**What to produce**: Pull out every line below containing the word "title".

(Records from a dataset)
● ● ● ●

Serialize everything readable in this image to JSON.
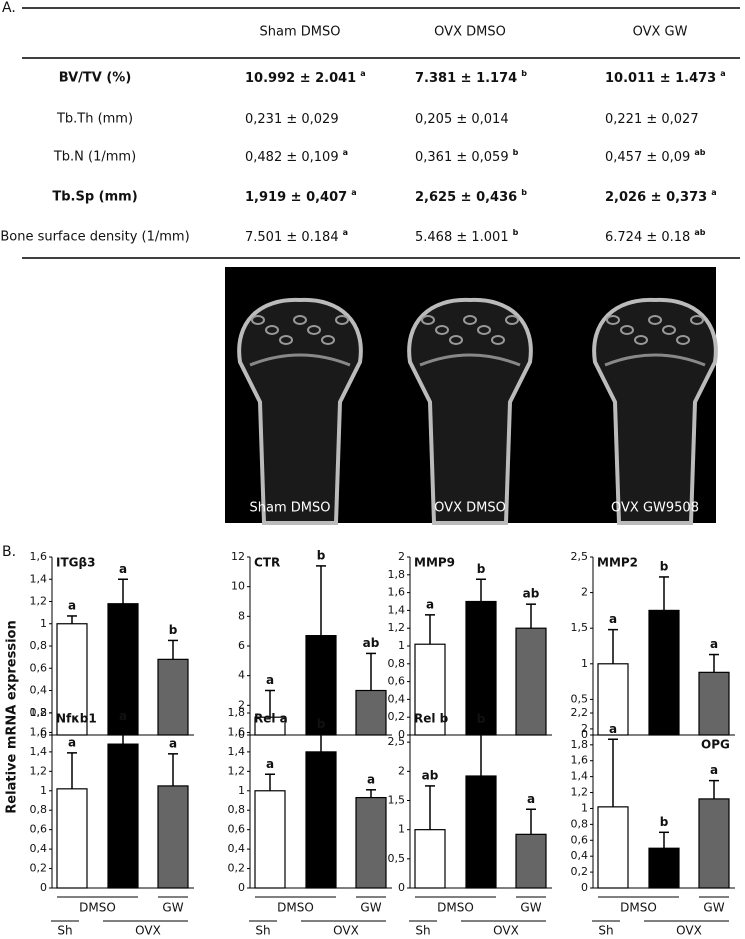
{
  "panel_a_label": "A.",
  "table": {
    "columns": [
      "Sham DMSO",
      "OVX DMSO",
      "OVX GW"
    ],
    "rows": [
      {
        "label": "BV/TV (%)",
        "bold": true,
        "cells": [
          {
            "text": "10.992  ±  2.041",
            "sup": "a"
          },
          {
            "text": "7.381   ±  1.174",
            "sup": "b"
          },
          {
            "text": "10.011  ±  1.473",
            "sup": "a"
          }
        ]
      },
      {
        "label": "Tb.Th (mm)",
        "bold": false,
        "cells": [
          {
            "text": "0,231  ±  0,029",
            "sup": null
          },
          {
            "text": "0,205   ±   0,014",
            "sup": null
          },
          {
            "text": "0,221  ±  0,027",
            "sup": null
          }
        ]
      },
      {
        "label": "Tb.N (1/mm)",
        "bold": false,
        "cells": [
          {
            "text": "0,482  ±  0,109",
            "sup": "a"
          },
          {
            "text": "0,361   ±  0,059",
            "sup": "b"
          },
          {
            "text": "0,457  ±  0,09",
            "sup": "ab"
          }
        ]
      },
      {
        "label": "Tb.Sp (mm)",
        "bold": true,
        "cells": [
          {
            "text": "1,919  ±  0,407",
            "sup": "a"
          },
          {
            "text": "2,625   ±   0,436",
            "sup": "b"
          },
          {
            "text": "2,026  ±  0,373",
            "sup": "a"
          }
        ]
      },
      {
        "label": "Bone surface density (1/mm)",
        "bold": false,
        "cells": [
          {
            "text": "7.501  ±  0.184",
            "sup": "a"
          },
          {
            "text": "5.468   ±  1.001",
            "sup": "b"
          },
          {
            "text": "6.724  ±  0.18",
            "sup": "ab"
          }
        ]
      }
    ]
  },
  "image_labels": [
    "Sham DMSO",
    "OVX DMSO",
    "OVX GW9508"
  ],
  "panel_b_label": "B.",
  "ylabel": "Relative mRNA expression",
  "chart_data": [
    {
      "type": "bar",
      "title": "ITGβ3",
      "values": [
        1.0,
        1.18,
        0.68
      ],
      "errors": [
        0.07,
        0.22,
        0.17
      ],
      "colors": [
        "#ffffff",
        "#000000",
        "#666666"
      ],
      "annotations": [
        "a",
        "a",
        "b"
      ],
      "ylim": [
        0,
        1.6
      ],
      "yticks": [
        0,
        {
          "value": 0.2,
          "label": "0,2"
        },
        {
          "value": 0.4,
          "label": "0,4"
        },
        {
          "value": 0.6,
          "label": "0,6"
        },
        {
          "value": 0.8,
          "label": "0,8"
        },
        1,
        {
          "value": 1.2,
          "label": "1,2"
        },
        {
          "value": 1.4,
          "label": "1,4"
        },
        {
          "value": 1.6,
          "label": "1,6"
        }
      ]
    },
    {
      "type": "bar",
      "title": "CTR",
      "values": [
        1.2,
        6.7,
        3.0
      ],
      "errors": [
        1.8,
        4.7,
        2.5
      ],
      "colors": [
        "#ffffff",
        "#000000",
        "#666666"
      ],
      "annotations": [
        "a",
        "b",
        "ab"
      ],
      "ylim": [
        0,
        12
      ],
      "yticks": [
        0,
        2,
        4,
        6,
        8,
        10,
        12
      ]
    },
    {
      "type": "bar",
      "title": "MMP9",
      "values": [
        1.02,
        1.5,
        1.2
      ],
      "errors": [
        0.33,
        0.25,
        0.27
      ],
      "colors": [
        "#ffffff",
        "#000000",
        "#666666"
      ],
      "annotations": [
        "a",
        "b",
        "ab"
      ],
      "ylim": [
        0,
        2
      ],
      "yticks": [
        0,
        {
          "value": 0.2,
          "label": "0,2"
        },
        {
          "value": 0.4,
          "label": "0,4"
        },
        {
          "value": 0.6,
          "label": "0,6"
        },
        {
          "value": 0.8,
          "label": "0,8"
        },
        1,
        {
          "value": 1.2,
          "label": "1,2"
        },
        {
          "value": 1.4,
          "label": "1,4"
        },
        {
          "value": 1.6,
          "label": "1,6"
        },
        {
          "value": 1.8,
          "label": "1,8"
        },
        2
      ]
    },
    {
      "type": "bar",
      "title": "MMP2",
      "values": [
        1.0,
        1.75,
        0.88
      ],
      "errors": [
        0.48,
        0.47,
        0.25
      ],
      "colors": [
        "#ffffff",
        "#000000",
        "#666666"
      ],
      "annotations": [
        "a",
        "b",
        "a"
      ],
      "ylim": [
        0,
        2.5
      ],
      "yticks": [
        0,
        {
          "value": 0.5,
          "label": "0,5"
        },
        1,
        {
          "value": 1.5,
          "label": "1,5"
        },
        2,
        {
          "value": 2.5,
          "label": "2,5"
        }
      ]
    },
    {
      "type": "bar",
      "title": "Nfκb1",
      "values": [
        1.02,
        1.48,
        1.05
      ],
      "errors": [
        0.37,
        0.18,
        0.33
      ],
      "colors": [
        "#ffffff",
        "#000000",
        "#666666"
      ],
      "annotations": [
        "a",
        "a",
        "a"
      ],
      "ylim": [
        0,
        1.8
      ],
      "yticks": [
        0,
        {
          "value": 0.2,
          "label": "0,2"
        },
        {
          "value": 0.4,
          "label": "0,4"
        },
        {
          "value": 0.6,
          "label": "0,6"
        },
        {
          "value": 0.8,
          "label": "0,8"
        },
        1,
        {
          "value": 1.2,
          "label": "1,2"
        },
        {
          "value": 1.4,
          "label": "1,4"
        },
        {
          "value": 1.6,
          "label": "1,6"
        },
        {
          "value": 1.8,
          "label": "1,8"
        }
      ],
      "treatment_labels": [
        "DMSO",
        "GW"
      ],
      "group_labels": [
        "Sh",
        "OVX"
      ]
    },
    {
      "type": "bar",
      "title": "Rel a",
      "values": [
        1.0,
        1.4,
        0.93
      ],
      "errors": [
        0.17,
        0.18,
        0.08
      ],
      "colors": [
        "#ffffff",
        "#000000",
        "#666666"
      ],
      "annotations": [
        "a",
        "b",
        "a"
      ],
      "ylim": [
        0,
        1.8
      ],
      "yticks": [
        0,
        {
          "value": 0.2,
          "label": "0,2"
        },
        {
          "value": 0.4,
          "label": "0,4"
        },
        {
          "value": 0.6,
          "label": "0,6"
        },
        {
          "value": 0.8,
          "label": "0,8"
        },
        1,
        {
          "value": 1.2,
          "label": "1,2"
        },
        {
          "value": 1.4,
          "label": "1,4"
        },
        {
          "value": 1.6,
          "label": "1,6"
        },
        {
          "value": 1.8,
          "label": "1,8"
        }
      ],
      "treatment_labels": [
        "DMSO",
        "GW"
      ],
      "group_labels": [
        "Sh",
        "OVX"
      ]
    },
    {
      "type": "bar",
      "title": "Rel b",
      "values": [
        1.0,
        1.92,
        0.92
      ],
      "errors": [
        0.75,
        0.8,
        0.43
      ],
      "colors": [
        "#ffffff",
        "#000000",
        "#666666"
      ],
      "annotations": [
        "ab",
        "b",
        "a"
      ],
      "ylim": [
        0,
        3
      ],
      "yticks": [
        0,
        {
          "value": 0.5,
          "label": "0,5"
        },
        1,
        {
          "value": 1.5,
          "label": "1,5"
        },
        2,
        {
          "value": 2.5,
          "label": "2,5"
        }
      ],
      "treatment_labels": [
        "DMSO",
        "GW"
      ],
      "group_labels": [
        "Sh",
        "OVX"
      ]
    },
    {
      "type": "bar",
      "title": "OPG",
      "values": [
        1.02,
        0.5,
        1.12
      ],
      "errors": [
        0.85,
        0.2,
        0.23
      ],
      "colors": [
        "#ffffff",
        "#000000",
        "#666666"
      ],
      "annotations": [
        "a",
        "b",
        "a"
      ],
      "ylim": [
        0,
        2.2
      ],
      "yticks": [
        0,
        {
          "value": 0.2,
          "label": "0,2"
        },
        {
          "value": 0.4,
          "label": "0,4"
        },
        {
          "value": 0.6,
          "label": "0,6"
        },
        {
          "value": 0.8,
          "label": "0,8"
        },
        1,
        {
          "value": 1.2,
          "label": "1,2"
        },
        {
          "value": 1.4,
          "label": "1,4"
        },
        {
          "value": 1.6,
          "label": "1,6"
        },
        {
          "value": 1.8,
          "label": "1,8"
        },
        2,
        {
          "value": 2.2,
          "label": "2,2"
        }
      ],
      "treatment_labels": [
        "DMSO",
        "GW"
      ],
      "group_labels": [
        "Sh",
        "OVX"
      ]
    }
  ]
}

● ● ● ●

**Solution to the problem**:
      "title": "ITGβ3",
      "title": "CTR",
      "title": "MMP9",
      "title": "MMP2",
      "title": "Nfκb1",
      "title": "Rel a",
      "title": "Rel b",
      "title": "OPG",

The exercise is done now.